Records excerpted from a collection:
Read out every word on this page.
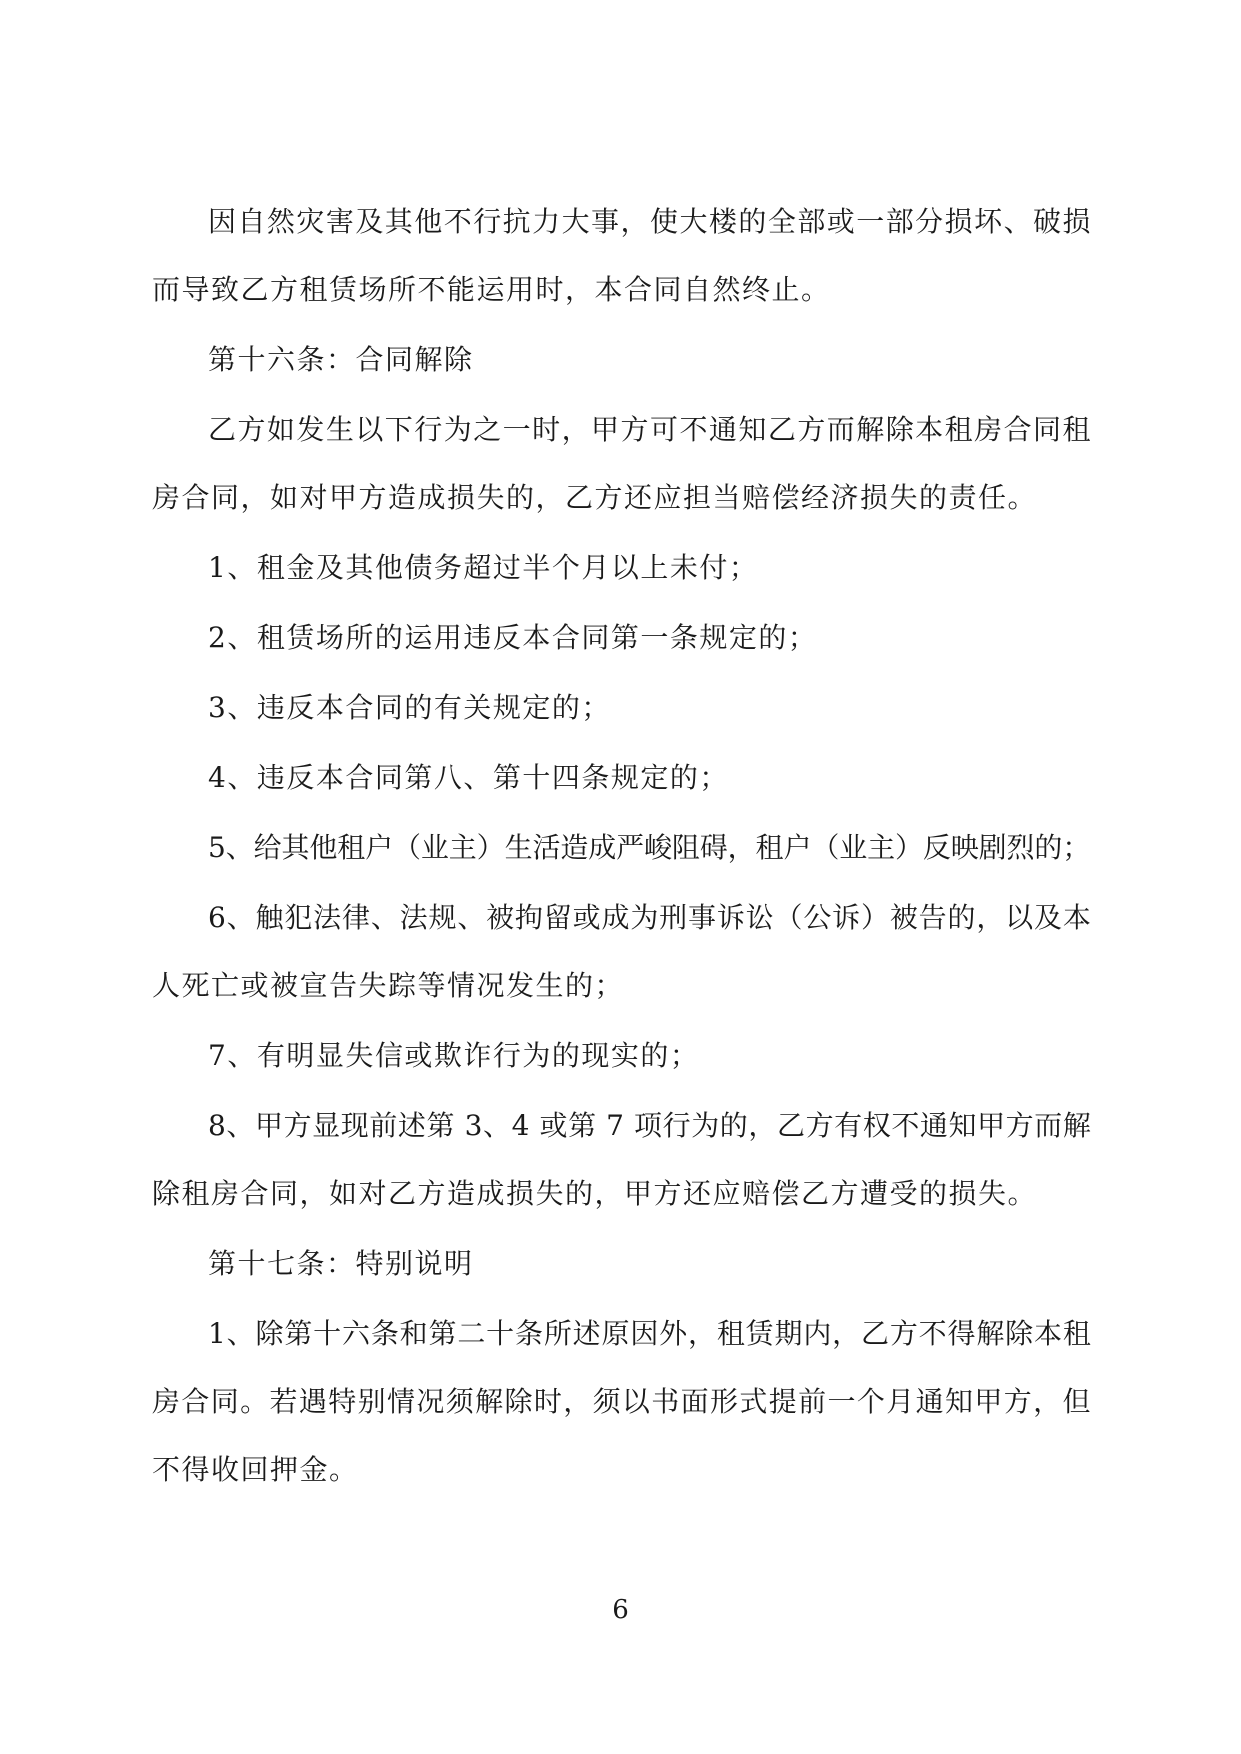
因自然灾害及其他不行抗力大事，使大楼的全部或一部分损坏、破损
而导致乙方租赁场所不能运用时，本合同自然终止。
第十六条：合同解除
乙方如发生以下行为之一时，甲方可不通知乙方而解除本租房合同租
房合同，如对甲方造成损失的，乙方还应担当赔偿经济损失的责任。
1、租金及其他债务超过半个月以上未付；
2、租赁场所的运用违反本合同第一条规定的；
3、违反本合同的有关规定的；
4、违反本合同第八、第十四条规定的；
5、给其他租户（业主）生活造成严峻阻碍，租户（业主）反映剧烈的；
6、触犯法律、法规、被拘留或成为刑事诉讼（公诉）被告的，以及本
人死亡或被宣告失踪等情况发生的；
7、有明显失信或欺诈行为的现实的；
8、甲方显现前述第 3、4 或第 7 项行为的，乙方有权不通知甲方而解
除租房合同，如对乙方造成损失的，甲方还应赔偿乙方遭受的损失。
第十七条：特别说明
1、除第十六条和第二十条所述原因外，租赁期内，乙方不得解除本租
房合同。若遇特别情况须解除时，须以书面形式提前一个月通知甲方，但
不得收回押金。
6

> [What is expected] Reproduce all entries without any change, and omit the pictures.

> [Reply to the exercise]
Read out every word on this page.
因自然灾害及其他不行抗力大事，使大楼的全部或一部分损坏、破损
而导致乙方租赁场所不能运用时，本合同自然终止。
第十六条：合同解除
乙方如发生以下行为之一时，甲方可不通知乙方而解除本租房合同租
房合同，如对甲方造成损失的，乙方还应担当赔偿经济损失的责任。
1、租金及其他债务超过半个月以上未付；
2、租赁场所的运用违反本合同第一条规定的；
3、违反本合同的有关规定的；
4、违反本合同第八、第十四条规定的；
5、给其他租户（业主）生活造成严峻阻碍，租户（业主）反映剧烈的；
6、触犯法律、法规、被拘留或成为刑事诉讼（公诉）被告的，以及本
人死亡或被宣告失踪等情况发生的；
7、有明显失信或欺诈行为的现实的；
8、甲方显现前述第 3、4 或第 7 项行为的，乙方有权不通知甲方而解
除租房合同，如对乙方造成损失的，甲方还应赔偿乙方遭受的损失。
第十七条：特别说明
1、除第十六条和第二十条所述原因外，租赁期内，乙方不得解除本租
房合同。若遇特别情况须解除时，须以书面形式提前一个月通知甲方，但
不得收回押金。
6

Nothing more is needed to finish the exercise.